◆ WHAT TO DO: Present the data once more in exactly its original form.

◆ RECORDS TO PROCESS:
----

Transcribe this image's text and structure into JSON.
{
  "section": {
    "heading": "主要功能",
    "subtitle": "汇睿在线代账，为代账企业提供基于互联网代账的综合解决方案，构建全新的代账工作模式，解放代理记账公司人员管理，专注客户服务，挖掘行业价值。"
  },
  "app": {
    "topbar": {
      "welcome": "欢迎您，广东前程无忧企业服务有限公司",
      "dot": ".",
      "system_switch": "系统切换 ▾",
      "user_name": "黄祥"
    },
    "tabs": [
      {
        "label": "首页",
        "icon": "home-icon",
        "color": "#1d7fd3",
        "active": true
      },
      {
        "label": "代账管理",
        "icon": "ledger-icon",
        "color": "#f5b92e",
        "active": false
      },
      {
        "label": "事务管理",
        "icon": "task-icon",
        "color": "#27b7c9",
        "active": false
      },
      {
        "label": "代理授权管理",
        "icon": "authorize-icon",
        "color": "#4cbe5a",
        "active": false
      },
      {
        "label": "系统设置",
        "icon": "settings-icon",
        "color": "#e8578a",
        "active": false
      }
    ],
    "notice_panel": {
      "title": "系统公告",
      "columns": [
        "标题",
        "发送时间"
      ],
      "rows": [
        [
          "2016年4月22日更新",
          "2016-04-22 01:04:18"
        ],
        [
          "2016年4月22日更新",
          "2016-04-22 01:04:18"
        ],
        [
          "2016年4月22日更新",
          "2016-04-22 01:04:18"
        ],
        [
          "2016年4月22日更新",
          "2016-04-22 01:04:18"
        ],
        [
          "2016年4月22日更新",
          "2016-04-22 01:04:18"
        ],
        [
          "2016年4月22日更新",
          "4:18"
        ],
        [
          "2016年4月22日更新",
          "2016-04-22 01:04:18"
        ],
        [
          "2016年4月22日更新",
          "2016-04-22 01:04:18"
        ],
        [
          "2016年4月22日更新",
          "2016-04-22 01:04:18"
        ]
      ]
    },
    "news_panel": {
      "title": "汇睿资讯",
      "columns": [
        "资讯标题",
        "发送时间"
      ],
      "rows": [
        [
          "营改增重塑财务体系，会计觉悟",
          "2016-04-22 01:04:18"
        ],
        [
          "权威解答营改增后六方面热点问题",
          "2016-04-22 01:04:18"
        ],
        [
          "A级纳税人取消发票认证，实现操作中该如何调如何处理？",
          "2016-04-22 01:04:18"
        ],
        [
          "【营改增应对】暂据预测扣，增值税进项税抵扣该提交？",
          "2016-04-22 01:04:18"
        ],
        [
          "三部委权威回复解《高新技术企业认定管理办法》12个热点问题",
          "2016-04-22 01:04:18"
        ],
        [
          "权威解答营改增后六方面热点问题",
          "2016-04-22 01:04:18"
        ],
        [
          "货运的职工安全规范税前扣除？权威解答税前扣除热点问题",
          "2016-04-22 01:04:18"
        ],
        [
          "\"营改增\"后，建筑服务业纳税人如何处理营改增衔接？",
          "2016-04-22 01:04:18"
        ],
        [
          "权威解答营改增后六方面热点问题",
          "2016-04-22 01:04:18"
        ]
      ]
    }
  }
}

----

◆ WRITTEN SOLUTION:
Transcribe this image's text and structure into JSON.
{
  "section": {
    "heading": "主要功能",
    "subtitle": "汇睿在线代账，为代账企业提供基于互联网代账的综合解决方案，构建全新的代账工作模式，解放代理记账公司人员管理，专注客户服务，挖掘行业价值。"
  },
  "app": {
    "topbar": {
      "welcome": "欢迎您，广东前程无忧企业服务有限公司",
      "dot": ".",
      "system_switch": "系统切换 ▾",
      "user_name": "黄祥"
    },
    "tabs": [
      {
        "label": "首页",
        "icon": "home-icon",
        "color": "#1d7fd3",
        "active": true
      },
      {
        "label": "代账管理",
        "icon": "ledger-icon",
        "color": "#f5b92e",
        "active": false
      },
      {
        "label": "事务管理",
        "icon": "task-icon",
        "color": "#27b7c9",
        "active": false
      },
      {
        "label": "代理授权管理",
        "icon": "authorize-icon",
        "color": "#4cbe5a",
        "active": false
      },
      {
        "label": "系统设置",
        "icon": "settings-icon",
        "color": "#e8578a",
        "active": false
      }
    ],
    "notice_panel": {
      "title": "系统公告",
      "columns": [
        "标题",
        "发送时间"
      ],
      "rows": [
        [
          "2016年4月22日更新",
          "2016-04-22 01:04:18"
        ],
        [
          "2016年4月22日更新",
          "2016-04-22 01:04:18"
        ],
        [
          "2016年4月22日更新",
          "2016-04-22 01:04:18"
        ],
        [
          "2016年4月22日更新",
          "2016-04-22 01:04:18"
        ],
        [
          "2016年4月22日更新",
          "2016-04-22 01:04:18"
        ],
        [
          "2016年4月22日更新",
          "4:18"
        ],
        [
          "2016年4月22日更新",
          "2016-04-22 01:04:18"
        ],
        [
          "2016年4月22日更新",
          "2016-04-22 01:04:18"
        ],
        [
          "2016年4月22日更新",
          "2016-04-22 01:04:18"
        ]
      ]
    },
    "news_panel": {
      "title": "汇睿资讯",
      "columns": [
        "资讯标题",
        "发送时间"
      ],
      "rows": [
        [
          "营改增重塑财务体系，会计觉悟",
          "2016-04-22 01:04:18"
        ],
        [
          "权威解答营改增后六方面热点问题",
          "2016-04-22 01:04:18"
        ],
        [
          "A级纳税人取消发票认证，实现操作中该如何调如何处理？",
          "2016-04-22 01:04:18"
        ],
        [
          "【营改增应对】暂据预测扣，增值税进项税抵扣该提交？",
          "2016-04-22 01:04:18"
        ],
        [
          "三部委权威回复解《高新技术企业认定管理办法》12个热点问题",
          "2016-04-22 01:04:18"
        ],
        [
          "权威解答营改增后六方面热点问题",
          "2016-04-22 01:04:18"
        ],
        [
          "货运的职工安全规范税前扣除？权威解答税前扣除热点问题",
          "2016-04-22 01:04:18"
        ],
        [
          "\"营改增\"后，建筑服务业纳税人如何处理营改增衔接？",
          "2016-04-22 01:04:18"
        ],
        [
          "权威解答营改增后六方面热点问题",
          "2016-04-22 01:04:18"
        ]
      ]
    }
  }
}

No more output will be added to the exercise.